* **Given records**:

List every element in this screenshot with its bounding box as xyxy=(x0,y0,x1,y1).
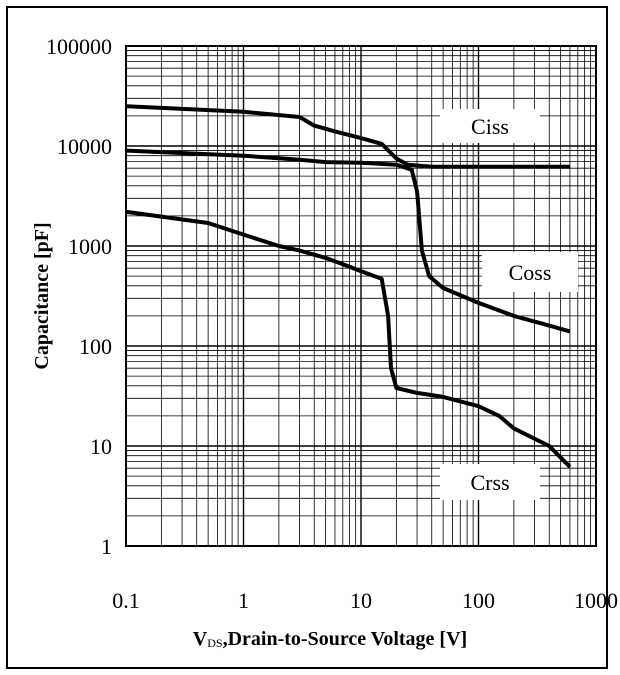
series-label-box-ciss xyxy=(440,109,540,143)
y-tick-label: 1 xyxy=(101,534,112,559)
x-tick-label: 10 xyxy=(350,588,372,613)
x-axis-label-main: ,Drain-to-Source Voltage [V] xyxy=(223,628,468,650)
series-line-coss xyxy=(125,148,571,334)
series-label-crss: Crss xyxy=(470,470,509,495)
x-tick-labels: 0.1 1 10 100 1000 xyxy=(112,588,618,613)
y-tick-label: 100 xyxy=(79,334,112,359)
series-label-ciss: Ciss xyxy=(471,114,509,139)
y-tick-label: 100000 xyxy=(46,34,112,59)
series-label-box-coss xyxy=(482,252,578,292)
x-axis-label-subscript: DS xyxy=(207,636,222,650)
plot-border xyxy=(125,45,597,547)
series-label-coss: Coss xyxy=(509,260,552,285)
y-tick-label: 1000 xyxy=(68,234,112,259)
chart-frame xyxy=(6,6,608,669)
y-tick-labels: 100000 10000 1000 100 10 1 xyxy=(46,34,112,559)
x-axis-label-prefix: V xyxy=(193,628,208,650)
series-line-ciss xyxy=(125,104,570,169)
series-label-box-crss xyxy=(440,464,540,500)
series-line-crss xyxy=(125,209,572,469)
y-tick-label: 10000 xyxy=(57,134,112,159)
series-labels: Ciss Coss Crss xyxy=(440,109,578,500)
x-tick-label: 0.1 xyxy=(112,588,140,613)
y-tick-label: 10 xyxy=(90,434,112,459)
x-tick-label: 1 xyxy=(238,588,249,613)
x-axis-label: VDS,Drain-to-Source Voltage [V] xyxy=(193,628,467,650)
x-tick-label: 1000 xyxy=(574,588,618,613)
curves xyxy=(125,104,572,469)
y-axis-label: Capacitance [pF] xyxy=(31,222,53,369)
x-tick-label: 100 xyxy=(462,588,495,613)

---

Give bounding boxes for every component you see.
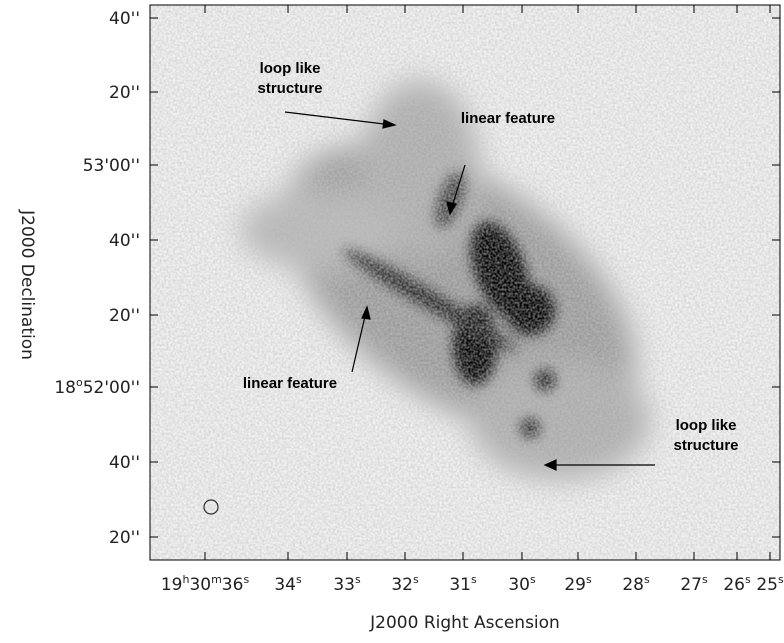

---

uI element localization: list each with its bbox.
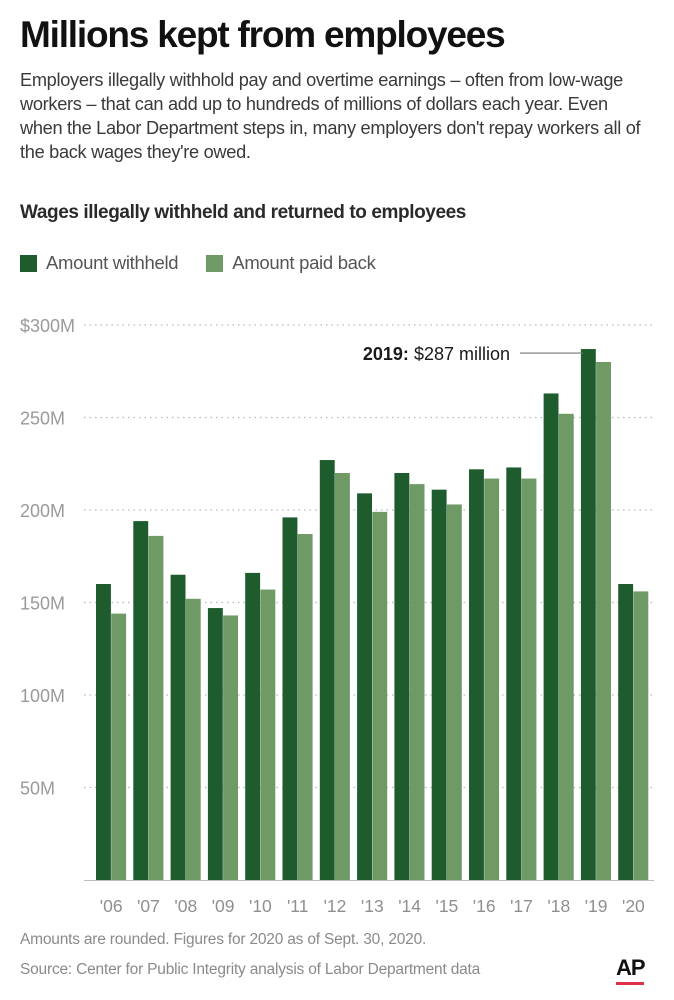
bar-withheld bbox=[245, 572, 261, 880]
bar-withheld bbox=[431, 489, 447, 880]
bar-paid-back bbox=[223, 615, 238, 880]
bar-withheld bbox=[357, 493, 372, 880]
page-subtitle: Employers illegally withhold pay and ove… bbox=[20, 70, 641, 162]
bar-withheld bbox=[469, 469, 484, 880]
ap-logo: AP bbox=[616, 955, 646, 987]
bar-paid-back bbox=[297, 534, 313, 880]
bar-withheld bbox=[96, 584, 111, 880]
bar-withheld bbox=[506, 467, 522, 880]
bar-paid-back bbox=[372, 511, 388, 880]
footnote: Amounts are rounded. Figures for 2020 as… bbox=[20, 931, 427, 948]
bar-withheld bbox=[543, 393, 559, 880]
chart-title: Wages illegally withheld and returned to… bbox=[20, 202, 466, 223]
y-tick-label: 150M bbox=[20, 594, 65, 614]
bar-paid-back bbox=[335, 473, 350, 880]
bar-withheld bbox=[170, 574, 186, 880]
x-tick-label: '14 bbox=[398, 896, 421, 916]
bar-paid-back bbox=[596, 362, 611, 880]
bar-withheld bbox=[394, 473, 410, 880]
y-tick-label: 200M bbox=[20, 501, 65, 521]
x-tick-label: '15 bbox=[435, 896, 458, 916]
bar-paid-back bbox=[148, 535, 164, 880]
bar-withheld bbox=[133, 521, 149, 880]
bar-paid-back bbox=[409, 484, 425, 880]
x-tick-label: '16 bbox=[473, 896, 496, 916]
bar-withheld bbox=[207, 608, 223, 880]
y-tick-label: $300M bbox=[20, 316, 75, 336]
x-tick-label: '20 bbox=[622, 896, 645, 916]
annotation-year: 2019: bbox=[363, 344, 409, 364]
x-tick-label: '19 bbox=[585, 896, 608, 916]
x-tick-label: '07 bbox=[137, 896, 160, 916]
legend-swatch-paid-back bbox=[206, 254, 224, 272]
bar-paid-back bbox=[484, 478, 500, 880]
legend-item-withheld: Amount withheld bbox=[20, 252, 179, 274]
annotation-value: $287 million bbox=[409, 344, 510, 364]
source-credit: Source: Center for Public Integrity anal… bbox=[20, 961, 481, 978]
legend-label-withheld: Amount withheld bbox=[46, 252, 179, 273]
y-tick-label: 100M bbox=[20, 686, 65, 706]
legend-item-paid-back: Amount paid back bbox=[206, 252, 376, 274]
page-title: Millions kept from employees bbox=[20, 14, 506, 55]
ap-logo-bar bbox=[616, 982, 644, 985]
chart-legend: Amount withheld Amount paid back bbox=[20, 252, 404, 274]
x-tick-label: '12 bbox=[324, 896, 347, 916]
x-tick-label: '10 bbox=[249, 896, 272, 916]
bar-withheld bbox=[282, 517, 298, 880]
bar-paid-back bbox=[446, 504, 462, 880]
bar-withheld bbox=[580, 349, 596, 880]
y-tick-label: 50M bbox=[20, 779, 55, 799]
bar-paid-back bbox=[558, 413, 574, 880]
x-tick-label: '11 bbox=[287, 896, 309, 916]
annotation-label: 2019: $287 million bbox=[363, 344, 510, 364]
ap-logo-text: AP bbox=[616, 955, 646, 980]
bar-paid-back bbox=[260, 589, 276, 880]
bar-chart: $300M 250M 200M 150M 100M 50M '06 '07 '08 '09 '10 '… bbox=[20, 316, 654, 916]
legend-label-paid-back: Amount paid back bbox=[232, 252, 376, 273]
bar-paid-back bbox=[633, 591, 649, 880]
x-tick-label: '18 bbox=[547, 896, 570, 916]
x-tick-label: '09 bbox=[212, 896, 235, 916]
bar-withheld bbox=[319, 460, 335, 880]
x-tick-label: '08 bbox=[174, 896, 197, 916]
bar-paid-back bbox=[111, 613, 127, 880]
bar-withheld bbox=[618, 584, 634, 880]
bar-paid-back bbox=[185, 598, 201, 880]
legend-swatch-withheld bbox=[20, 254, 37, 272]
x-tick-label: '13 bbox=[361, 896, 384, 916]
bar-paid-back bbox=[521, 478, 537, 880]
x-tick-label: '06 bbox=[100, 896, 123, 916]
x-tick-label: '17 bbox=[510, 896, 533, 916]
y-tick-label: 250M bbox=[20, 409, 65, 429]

* **Objective**: Reproduce the lines of the material exactly, beginning at the line that contains "uI element localization: list" and stopping after the line that contains "y-tick-label: $300M bbox=[20, 316, 75, 336]". Omit the pictures from your answer.

* **Task response**:
uI element localization: list each with its bbox.
bar-withheld bbox=[245, 572, 261, 880]
bar-withheld bbox=[431, 489, 447, 880]
bar-paid-back bbox=[223, 615, 238, 880]
bar-withheld bbox=[357, 493, 372, 880]
page-subtitle: Employers illegally withhold pay and ove… bbox=[20, 70, 641, 162]
bar-withheld bbox=[469, 469, 484, 880]
ap-logo: AP bbox=[616, 955, 646, 987]
bar-paid-back bbox=[297, 534, 313, 880]
bar-withheld bbox=[96, 584, 111, 880]
bar-withheld bbox=[506, 467, 522, 880]
bar-paid-back bbox=[372, 511, 388, 880]
footnote: Amounts are rounded. Figures for 2020 as… bbox=[20, 931, 427, 948]
bar-withheld bbox=[543, 393, 559, 880]
chart-title: Wages illegally withheld and returned to… bbox=[20, 202, 466, 223]
y-tick-label: 150M bbox=[20, 594, 65, 614]
bar-paid-back bbox=[335, 473, 350, 880]
bar-withheld bbox=[170, 574, 186, 880]
x-tick-label: '14 bbox=[398, 896, 421, 916]
bar-paid-back bbox=[596, 362, 611, 880]
bar-withheld bbox=[394, 473, 410, 880]
y-tick-label: 200M bbox=[20, 501, 65, 521]
x-tick-label: '15 bbox=[435, 896, 458, 916]
bar-paid-back bbox=[148, 535, 164, 880]
bar-withheld bbox=[133, 521, 149, 880]
bar-paid-back bbox=[409, 484, 425, 880]
x-tick-label: '16 bbox=[473, 896, 496, 916]
bar-withheld bbox=[207, 608, 223, 880]
y-tick-label: $300M bbox=[20, 316, 75, 336]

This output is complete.